**REQUIRED WORK**
Copy the lines below without changing anything.

**EXTRACTED MATERIAL**
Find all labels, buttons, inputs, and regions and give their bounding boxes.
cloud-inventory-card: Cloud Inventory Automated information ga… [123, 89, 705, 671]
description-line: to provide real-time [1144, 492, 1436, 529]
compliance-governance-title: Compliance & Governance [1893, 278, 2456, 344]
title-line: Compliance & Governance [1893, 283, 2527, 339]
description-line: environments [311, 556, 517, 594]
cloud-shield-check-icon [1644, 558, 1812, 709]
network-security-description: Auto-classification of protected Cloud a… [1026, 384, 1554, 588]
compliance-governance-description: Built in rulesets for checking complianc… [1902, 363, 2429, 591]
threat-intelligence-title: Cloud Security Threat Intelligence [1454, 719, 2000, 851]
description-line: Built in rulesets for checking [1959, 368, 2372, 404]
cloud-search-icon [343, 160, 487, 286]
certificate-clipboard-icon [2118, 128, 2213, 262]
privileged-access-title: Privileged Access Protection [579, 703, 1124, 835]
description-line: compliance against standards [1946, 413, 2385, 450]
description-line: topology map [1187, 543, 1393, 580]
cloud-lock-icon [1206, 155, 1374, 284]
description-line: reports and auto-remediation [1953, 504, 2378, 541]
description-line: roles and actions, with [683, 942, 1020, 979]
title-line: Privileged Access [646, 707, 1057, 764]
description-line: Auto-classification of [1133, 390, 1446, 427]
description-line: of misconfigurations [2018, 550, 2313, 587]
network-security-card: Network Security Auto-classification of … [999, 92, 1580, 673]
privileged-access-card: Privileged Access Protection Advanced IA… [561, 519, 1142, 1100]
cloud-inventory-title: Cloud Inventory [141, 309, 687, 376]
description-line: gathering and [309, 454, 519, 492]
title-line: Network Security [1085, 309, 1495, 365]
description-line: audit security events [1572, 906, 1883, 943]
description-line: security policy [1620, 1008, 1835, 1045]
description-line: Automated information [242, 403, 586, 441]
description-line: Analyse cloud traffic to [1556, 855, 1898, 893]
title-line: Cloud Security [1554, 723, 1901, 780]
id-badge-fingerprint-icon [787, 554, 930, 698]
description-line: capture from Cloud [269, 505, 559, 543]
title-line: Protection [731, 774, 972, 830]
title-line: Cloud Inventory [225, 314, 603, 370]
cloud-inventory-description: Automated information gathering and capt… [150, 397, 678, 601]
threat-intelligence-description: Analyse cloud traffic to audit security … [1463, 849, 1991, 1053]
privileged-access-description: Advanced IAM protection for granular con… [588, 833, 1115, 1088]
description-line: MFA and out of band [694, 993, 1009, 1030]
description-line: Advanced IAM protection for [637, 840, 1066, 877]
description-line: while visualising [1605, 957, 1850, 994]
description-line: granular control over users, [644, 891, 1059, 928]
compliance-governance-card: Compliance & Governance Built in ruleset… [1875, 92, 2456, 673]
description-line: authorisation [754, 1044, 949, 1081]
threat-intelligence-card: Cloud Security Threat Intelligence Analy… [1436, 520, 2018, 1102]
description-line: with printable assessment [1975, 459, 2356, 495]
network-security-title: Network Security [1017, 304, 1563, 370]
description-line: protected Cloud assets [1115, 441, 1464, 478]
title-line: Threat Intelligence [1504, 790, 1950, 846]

**EXPECTED ANSWER**
Find all labels, buttons, inputs, and regions and give their bounding boxes.
cloud-inventory-card: Cloud Inventory Automated information ga… [123, 89, 705, 671]
description-line: to provide real-time [1144, 492, 1436, 529]
compliance-governance-title: Compliance & Governance [1893, 278, 2456, 344]
title-line: Compliance & Governance [1893, 283, 2527, 339]
description-line: environments [311, 556, 517, 594]
cloud-shield-check-icon [1644, 558, 1812, 709]
network-security-description: Auto-classification of protected Cloud a… [1026, 384, 1554, 588]
compliance-governance-description: Built in rulesets for checking complianc… [1902, 363, 2429, 591]
threat-intelligence-title: Cloud Security Threat Intelligence [1454, 719, 2000, 851]
description-line: Built in rulesets for checking [1959, 368, 2372, 404]
cloud-search-icon [343, 160, 487, 286]
certificate-clipboard-icon [2118, 128, 2213, 262]
privileged-access-title: Privileged Access Protection [579, 703, 1124, 835]
description-line: compliance against standards [1946, 413, 2385, 450]
description-line: topology map [1187, 543, 1393, 580]
cloud-lock-icon [1206, 155, 1374, 284]
description-line: reports and auto-remediation [1953, 504, 2378, 541]
description-line: roles and actions, with [683, 942, 1020, 979]
title-line: Privileged Access [646, 707, 1057, 764]
description-line: Auto-classification of [1133, 390, 1446, 427]
description-line: of misconfigurations [2018, 550, 2313, 587]
network-security-card: Network Security Auto-classification of … [999, 92, 1580, 673]
privileged-access-card: Privileged Access Protection Advanced IA… [561, 519, 1142, 1100]
cloud-inventory-title: Cloud Inventory [141, 309, 687, 376]
description-line: gathering and [309, 454, 519, 492]
title-line: Network Security [1085, 309, 1495, 365]
description-line: audit security events [1572, 906, 1883, 943]
description-line: security policy [1620, 1008, 1835, 1045]
description-line: Automated information [242, 403, 586, 441]
description-line: Analyse cloud traffic to [1556, 855, 1898, 893]
title-line: Cloud Security [1554, 723, 1901, 780]
id-badge-fingerprint-icon [787, 554, 930, 698]
description-line: capture from Cloud [269, 505, 559, 543]
title-line: Protection [731, 774, 972, 830]
title-line: Cloud Inventory [225, 314, 603, 370]
cloud-inventory-description: Automated information gathering and capt… [150, 397, 678, 601]
threat-intelligence-description: Analyse cloud traffic to audit security … [1463, 849, 1991, 1053]
privileged-access-description: Advanced IAM protection for granular con… [588, 833, 1115, 1088]
description-line: MFA and out of band [694, 993, 1009, 1030]
description-line: Advanced IAM protection for [637, 840, 1066, 877]
description-line: while visualising [1605, 957, 1850, 994]
description-line: granular control over users, [644, 891, 1059, 928]
compliance-governance-card: Compliance & Governance Built in ruleset… [1875, 92, 2456, 673]
description-line: authorisation [754, 1044, 949, 1081]
threat-intelligence-card: Cloud Security Threat Intelligence Analy… [1436, 520, 2018, 1102]
description-line: with printable assessment [1975, 459, 2356, 495]
network-security-title: Network Security [1017, 304, 1563, 370]
description-line: protected Cloud assets [1115, 441, 1464, 478]
title-line: Threat Intelligence [1504, 790, 1950, 846]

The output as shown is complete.